• **SELECTED EXTRACT**:
☆ ☆ ☆ ☆ ☆ ☆ ☆

Meet River Tiber, Toronto’s Most Valuable Young Collaborator

The songwriter and producer has credits on Drake, Kaytranada, and BADBADNOTGOOD albums, and now he’s stepped out in front.

December 20, 2016
Meet River Tiber, Toronto’s Most Valuable Young Collaborator Devon Little

Tommy Paxton-Beesley, the multi-instrumentalist, songwriter, and producer known as River Tiber, is helping forge the next evolution of Toronto's sound through intense collaboration. He’s a contributor to Frank Dukes’s Kingsway Music Library, a vault of samples recorded live in studio that show up in songs around the world (this is how vocals on the River Tiber song “No Talk,” were sampled for Drake’s “No Tellin,’” from 2015’s If You’re Reading This It’s Too Late). Last year, Paxton-Beesley contributed cello, guitar, organ, violin, and trombone to BADBADNOTGOOD and Ghostface Killah’s spaghetti western rap record, Sour Soul. Other collaborators include names you've heard: Jazz Cartier, Daniel Caesar, Kaytranada, and Charlotte Day Wilson. And this year River Tiber took these shared learnings and funneled them into his own debut full-length, Indigo, a self-produced and intimate, psychedelic soul album.

☆ ☆ ☆ ☆ ☆ ☆ ☆

• **GIVEN PROBLEM 1**: According to the River Tiber profile, what is the title of his debut full-length album?
• **GIVEN PROBLEM 2**: Quote the stretch of the records from their start through the line containing "text-line: glasramen van".
The River Tiber profile and the records that follow it are unrelated material.

• **STORED RECORDS**:
☆ ☆ ☆ ☆ ☆ ☆ ☆

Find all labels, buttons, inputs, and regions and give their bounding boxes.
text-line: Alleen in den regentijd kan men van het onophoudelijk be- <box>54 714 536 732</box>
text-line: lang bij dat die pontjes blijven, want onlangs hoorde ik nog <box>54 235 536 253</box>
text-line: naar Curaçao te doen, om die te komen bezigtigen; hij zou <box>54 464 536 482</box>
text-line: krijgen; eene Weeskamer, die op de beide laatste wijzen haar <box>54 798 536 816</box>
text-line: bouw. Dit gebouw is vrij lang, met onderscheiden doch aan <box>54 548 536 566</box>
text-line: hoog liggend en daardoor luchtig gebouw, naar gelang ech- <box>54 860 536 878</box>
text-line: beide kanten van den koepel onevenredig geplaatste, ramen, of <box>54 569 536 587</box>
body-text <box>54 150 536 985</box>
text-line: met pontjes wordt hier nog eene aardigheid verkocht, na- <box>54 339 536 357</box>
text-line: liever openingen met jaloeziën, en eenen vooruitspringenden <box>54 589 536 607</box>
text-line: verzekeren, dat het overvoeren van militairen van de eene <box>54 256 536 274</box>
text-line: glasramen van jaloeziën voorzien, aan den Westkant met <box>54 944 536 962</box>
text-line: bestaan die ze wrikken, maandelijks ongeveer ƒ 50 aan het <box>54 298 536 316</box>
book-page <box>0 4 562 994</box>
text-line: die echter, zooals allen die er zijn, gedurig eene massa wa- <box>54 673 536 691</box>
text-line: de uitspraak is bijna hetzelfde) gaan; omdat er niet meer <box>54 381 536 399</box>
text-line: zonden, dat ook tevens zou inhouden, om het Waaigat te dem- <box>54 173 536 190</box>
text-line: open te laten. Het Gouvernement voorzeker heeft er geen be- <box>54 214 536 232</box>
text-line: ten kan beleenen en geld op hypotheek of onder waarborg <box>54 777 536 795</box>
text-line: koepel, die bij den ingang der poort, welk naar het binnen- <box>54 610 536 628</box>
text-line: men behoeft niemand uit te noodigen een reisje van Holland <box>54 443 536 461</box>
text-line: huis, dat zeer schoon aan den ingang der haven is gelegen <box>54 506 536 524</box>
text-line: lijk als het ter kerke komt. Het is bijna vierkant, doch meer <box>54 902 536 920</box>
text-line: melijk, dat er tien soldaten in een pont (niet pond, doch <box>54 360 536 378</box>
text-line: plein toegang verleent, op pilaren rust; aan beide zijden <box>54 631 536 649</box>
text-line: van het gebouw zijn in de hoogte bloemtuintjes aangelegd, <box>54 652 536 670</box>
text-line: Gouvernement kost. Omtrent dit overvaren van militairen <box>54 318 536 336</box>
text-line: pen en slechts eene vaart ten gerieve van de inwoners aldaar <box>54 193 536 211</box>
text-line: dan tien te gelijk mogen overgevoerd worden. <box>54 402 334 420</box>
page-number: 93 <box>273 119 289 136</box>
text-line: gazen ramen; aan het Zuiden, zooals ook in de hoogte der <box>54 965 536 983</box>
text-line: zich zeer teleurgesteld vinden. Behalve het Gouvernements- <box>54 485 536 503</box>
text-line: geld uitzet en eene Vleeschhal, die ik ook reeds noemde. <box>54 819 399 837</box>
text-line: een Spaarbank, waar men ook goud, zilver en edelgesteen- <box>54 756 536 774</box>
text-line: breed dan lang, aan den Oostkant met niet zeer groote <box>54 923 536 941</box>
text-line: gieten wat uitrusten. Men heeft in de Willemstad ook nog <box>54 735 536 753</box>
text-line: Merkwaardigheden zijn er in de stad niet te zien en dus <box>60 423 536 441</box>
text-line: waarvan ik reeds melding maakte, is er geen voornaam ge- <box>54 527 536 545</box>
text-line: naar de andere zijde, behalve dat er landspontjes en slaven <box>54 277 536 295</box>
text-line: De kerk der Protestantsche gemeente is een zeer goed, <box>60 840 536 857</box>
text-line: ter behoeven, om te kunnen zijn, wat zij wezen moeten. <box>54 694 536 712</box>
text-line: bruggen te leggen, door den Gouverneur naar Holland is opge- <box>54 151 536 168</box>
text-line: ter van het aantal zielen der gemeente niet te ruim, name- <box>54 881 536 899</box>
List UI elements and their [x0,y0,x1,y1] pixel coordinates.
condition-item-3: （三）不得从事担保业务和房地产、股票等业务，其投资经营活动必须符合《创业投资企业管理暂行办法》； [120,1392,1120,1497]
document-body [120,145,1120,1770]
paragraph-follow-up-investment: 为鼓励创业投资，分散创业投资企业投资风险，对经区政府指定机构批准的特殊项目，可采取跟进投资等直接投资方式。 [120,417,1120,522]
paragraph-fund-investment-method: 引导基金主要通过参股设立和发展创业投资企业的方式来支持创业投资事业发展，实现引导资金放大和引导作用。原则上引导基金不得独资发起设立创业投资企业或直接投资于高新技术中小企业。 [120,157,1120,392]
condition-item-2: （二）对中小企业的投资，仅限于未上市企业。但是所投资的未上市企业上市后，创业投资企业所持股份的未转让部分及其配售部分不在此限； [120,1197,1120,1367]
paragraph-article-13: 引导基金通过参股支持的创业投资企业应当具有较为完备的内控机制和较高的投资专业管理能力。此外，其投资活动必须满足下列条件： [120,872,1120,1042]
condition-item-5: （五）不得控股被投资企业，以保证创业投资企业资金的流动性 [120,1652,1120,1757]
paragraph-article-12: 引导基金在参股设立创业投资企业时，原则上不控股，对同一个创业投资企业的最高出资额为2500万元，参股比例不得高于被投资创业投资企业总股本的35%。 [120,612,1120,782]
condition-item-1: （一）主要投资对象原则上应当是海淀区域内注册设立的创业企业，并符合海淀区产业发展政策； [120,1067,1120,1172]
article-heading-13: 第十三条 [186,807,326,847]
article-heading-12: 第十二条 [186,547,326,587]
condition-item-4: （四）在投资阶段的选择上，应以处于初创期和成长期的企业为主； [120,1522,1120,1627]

☆ ☆ ☆ ☆ ☆ ☆ ☆

• **EXPECTED OUTPUT 1**: Indigo.

• **EXPECTED OUTPUT 2**:
Find all labels, buttons, inputs, and regions and give their bounding boxes.
text-line: Alleen in den regentijd kan men van het onophoudelijk be- <box>54 714 536 732</box>
text-line: lang bij dat die pontjes blijven, want onlangs hoorde ik nog <box>54 235 536 253</box>
text-line: naar Curaçao te doen, om die te komen bezigtigen; hij zou <box>54 464 536 482</box>
text-line: krijgen; eene Weeskamer, die op de beide laatste wijzen haar <box>54 798 536 816</box>
text-line: bouw. Dit gebouw is vrij lang, met onderscheiden doch aan <box>54 548 536 566</box>
text-line: hoog liggend en daardoor luchtig gebouw, naar gelang ech- <box>54 860 536 878</box>
text-line: beide kanten van den koepel onevenredig geplaatste, ramen, of <box>54 569 536 587</box>
body-text <box>54 150 536 985</box>
text-line: met pontjes wordt hier nog eene aardigheid verkocht, na- <box>54 339 536 357</box>
text-line: liever openingen met jaloeziën, en eenen vooruitspringenden <box>54 589 536 607</box>
text-line: verzekeren, dat het overvoeren van militairen van de eene <box>54 256 536 274</box>
text-line: glasramen van jaloeziën voorzien, aan den Westkant met <box>54 944 536 962</box>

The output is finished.